** Provided text **
The enterprise attack surface is massive, and continuing to grow and evolve rapidly. Depending on the size of your enterprise, there are up to several hundred billion time-varying signals that need to be analyzed to accurately calculate risk.

The result?

Analyzing and improving cybersecurity posture is not a human-scale problem anymore.

In response to this unprecedented challenge, Artificial Intelligence (AI) based tools for cybersecurity have emerged to help information security teams reduce breach risk and improve their security posture efficiently and effectively.

AI and machine learning (ML) have become critical technologies in information security, as they are able to quickly analyze millions of events and identify many different types of threats – from malware exploiting zero-day vulnerabilities to identifying risky behavior that might lead to a phishing attack or download of malicious code. These technologies learn over time, drawing from the past to identify new types of attacks now. Histories of behavior build profiles on users, assets, and networks, allowing AI to detect and respond to deviations from established norms.

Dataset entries
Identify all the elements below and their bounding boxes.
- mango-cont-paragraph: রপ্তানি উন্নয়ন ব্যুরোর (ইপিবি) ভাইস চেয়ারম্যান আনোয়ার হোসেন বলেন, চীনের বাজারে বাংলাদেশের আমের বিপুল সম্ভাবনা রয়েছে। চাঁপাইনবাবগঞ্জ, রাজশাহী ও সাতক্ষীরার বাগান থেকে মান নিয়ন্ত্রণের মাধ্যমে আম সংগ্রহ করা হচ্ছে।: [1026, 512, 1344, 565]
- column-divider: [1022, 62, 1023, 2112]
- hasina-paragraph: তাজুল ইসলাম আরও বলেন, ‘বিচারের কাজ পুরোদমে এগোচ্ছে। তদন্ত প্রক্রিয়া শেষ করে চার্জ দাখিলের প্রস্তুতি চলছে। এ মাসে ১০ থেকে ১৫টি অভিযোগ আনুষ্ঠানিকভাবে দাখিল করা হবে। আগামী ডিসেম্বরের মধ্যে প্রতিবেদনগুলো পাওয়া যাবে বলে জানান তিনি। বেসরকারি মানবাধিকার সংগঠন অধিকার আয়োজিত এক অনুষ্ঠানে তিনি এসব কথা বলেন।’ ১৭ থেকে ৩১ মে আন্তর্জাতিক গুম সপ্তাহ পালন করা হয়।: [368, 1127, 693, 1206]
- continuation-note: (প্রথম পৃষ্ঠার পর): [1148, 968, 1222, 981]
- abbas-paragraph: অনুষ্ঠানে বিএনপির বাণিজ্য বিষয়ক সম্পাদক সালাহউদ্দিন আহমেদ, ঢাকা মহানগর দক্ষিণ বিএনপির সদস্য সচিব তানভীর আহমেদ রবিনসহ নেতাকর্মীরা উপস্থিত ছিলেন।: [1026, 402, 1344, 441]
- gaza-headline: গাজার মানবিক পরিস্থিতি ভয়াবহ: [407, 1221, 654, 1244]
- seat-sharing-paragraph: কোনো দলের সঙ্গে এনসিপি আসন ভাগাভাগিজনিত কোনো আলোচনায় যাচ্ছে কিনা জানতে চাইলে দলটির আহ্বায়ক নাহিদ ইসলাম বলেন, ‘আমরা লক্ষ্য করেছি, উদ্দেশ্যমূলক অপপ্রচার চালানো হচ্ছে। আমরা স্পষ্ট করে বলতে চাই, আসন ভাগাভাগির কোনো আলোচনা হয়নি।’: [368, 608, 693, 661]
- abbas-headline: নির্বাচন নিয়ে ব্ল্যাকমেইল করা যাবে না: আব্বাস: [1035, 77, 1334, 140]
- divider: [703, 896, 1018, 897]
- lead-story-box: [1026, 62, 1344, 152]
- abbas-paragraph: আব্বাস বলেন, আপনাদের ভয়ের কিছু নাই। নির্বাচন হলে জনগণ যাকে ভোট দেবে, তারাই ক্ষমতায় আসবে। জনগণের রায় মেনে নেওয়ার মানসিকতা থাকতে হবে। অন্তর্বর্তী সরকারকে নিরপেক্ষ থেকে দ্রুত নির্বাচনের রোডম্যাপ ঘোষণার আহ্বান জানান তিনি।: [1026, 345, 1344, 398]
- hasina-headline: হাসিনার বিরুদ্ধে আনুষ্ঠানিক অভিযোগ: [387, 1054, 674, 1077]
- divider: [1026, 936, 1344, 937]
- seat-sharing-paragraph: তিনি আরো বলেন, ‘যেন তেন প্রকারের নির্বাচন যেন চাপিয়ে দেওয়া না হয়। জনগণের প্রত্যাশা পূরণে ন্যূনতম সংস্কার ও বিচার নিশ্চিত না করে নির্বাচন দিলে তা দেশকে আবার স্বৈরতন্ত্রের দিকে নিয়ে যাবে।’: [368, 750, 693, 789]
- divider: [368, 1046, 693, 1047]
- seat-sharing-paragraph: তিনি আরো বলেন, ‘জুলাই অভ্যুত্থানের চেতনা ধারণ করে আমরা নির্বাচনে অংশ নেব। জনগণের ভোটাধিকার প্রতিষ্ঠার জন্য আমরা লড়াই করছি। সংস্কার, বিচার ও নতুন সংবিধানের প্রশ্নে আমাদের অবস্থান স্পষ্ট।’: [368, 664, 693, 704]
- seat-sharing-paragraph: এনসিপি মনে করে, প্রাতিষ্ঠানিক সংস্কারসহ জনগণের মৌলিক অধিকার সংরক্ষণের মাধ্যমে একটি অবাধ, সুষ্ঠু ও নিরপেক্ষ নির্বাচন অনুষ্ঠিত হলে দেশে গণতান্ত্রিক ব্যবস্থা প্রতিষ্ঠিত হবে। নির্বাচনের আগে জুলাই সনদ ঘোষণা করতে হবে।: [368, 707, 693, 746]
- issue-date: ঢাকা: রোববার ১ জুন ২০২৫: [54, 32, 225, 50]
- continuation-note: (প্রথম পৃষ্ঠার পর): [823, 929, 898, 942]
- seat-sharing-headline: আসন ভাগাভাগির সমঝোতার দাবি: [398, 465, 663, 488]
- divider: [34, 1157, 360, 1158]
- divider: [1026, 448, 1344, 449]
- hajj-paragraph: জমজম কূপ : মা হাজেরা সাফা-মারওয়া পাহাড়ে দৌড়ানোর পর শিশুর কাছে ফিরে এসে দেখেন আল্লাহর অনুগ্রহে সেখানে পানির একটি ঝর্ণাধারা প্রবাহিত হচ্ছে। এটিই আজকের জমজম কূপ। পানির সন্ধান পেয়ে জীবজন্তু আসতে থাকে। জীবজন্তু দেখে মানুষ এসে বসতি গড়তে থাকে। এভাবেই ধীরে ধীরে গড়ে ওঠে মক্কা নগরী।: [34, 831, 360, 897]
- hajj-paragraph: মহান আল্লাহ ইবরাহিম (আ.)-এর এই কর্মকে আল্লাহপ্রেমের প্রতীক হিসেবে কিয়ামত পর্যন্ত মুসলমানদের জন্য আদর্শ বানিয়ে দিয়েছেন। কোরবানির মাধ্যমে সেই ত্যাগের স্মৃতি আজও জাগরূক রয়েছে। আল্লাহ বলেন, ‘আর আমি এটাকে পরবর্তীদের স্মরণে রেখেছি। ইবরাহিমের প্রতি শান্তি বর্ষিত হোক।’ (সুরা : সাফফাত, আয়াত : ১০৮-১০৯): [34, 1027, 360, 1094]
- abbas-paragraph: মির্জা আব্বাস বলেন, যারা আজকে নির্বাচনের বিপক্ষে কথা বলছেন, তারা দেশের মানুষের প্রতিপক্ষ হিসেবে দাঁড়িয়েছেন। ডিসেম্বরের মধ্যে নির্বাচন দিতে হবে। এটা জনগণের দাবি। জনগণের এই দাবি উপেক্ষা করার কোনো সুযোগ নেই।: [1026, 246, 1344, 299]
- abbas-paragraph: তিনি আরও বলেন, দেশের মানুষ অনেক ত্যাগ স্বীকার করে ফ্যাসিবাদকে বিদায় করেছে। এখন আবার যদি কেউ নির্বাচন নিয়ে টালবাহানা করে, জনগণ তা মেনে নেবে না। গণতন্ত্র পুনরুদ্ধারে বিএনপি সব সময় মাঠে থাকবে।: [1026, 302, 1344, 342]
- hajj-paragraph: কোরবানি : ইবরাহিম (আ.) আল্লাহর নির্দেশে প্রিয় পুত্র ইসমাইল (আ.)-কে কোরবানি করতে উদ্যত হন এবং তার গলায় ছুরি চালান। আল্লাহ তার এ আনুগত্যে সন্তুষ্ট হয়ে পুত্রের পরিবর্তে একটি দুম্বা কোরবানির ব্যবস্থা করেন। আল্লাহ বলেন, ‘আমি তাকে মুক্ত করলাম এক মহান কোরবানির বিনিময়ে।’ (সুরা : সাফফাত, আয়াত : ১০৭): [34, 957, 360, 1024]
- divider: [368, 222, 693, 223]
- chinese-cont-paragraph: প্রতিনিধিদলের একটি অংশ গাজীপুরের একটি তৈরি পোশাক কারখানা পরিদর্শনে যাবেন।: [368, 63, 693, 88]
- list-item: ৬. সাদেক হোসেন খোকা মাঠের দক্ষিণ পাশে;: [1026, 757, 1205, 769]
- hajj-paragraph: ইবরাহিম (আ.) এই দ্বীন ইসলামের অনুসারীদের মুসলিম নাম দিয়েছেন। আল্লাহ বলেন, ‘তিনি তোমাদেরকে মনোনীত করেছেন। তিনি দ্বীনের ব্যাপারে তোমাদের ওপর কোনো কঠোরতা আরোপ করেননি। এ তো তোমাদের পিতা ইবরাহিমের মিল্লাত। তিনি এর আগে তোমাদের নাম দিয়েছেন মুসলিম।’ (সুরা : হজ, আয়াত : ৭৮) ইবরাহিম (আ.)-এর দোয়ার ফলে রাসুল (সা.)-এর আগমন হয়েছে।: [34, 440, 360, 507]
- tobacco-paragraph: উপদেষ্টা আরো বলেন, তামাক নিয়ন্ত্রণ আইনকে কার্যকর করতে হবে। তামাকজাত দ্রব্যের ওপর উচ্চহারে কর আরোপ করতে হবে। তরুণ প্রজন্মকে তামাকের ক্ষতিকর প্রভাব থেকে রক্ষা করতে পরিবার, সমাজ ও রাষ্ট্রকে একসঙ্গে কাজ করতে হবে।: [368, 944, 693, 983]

** Work request A **
Using the passage on AI in cybersecurity, decide whether each statement agrees with it: (i) An enterprise may have up to several hundred billion time-varying signals to analyze. (ii) Analyzing and improving cybersecurity posture is still a human-scale problem. (iii) Histories of behavior build profiles on users alone. Give yes or no for each, and quote the words that decide it.
** Work request B **
List everything that the passage on AI in cybersecurity says histories of behavior build profiles on.

** Your response A **
(i) Yes: "there are up to several hundred billion time-varying signals that need to be analyzed to accurately calculate risk"
(ii) No: "Analyzing and improving cybersecurity posture is not a human-scale problem anymore."
(iii) No: "Histories of behavior build profiles on users, assets, and networks"

** Your response B **
users, assets, networks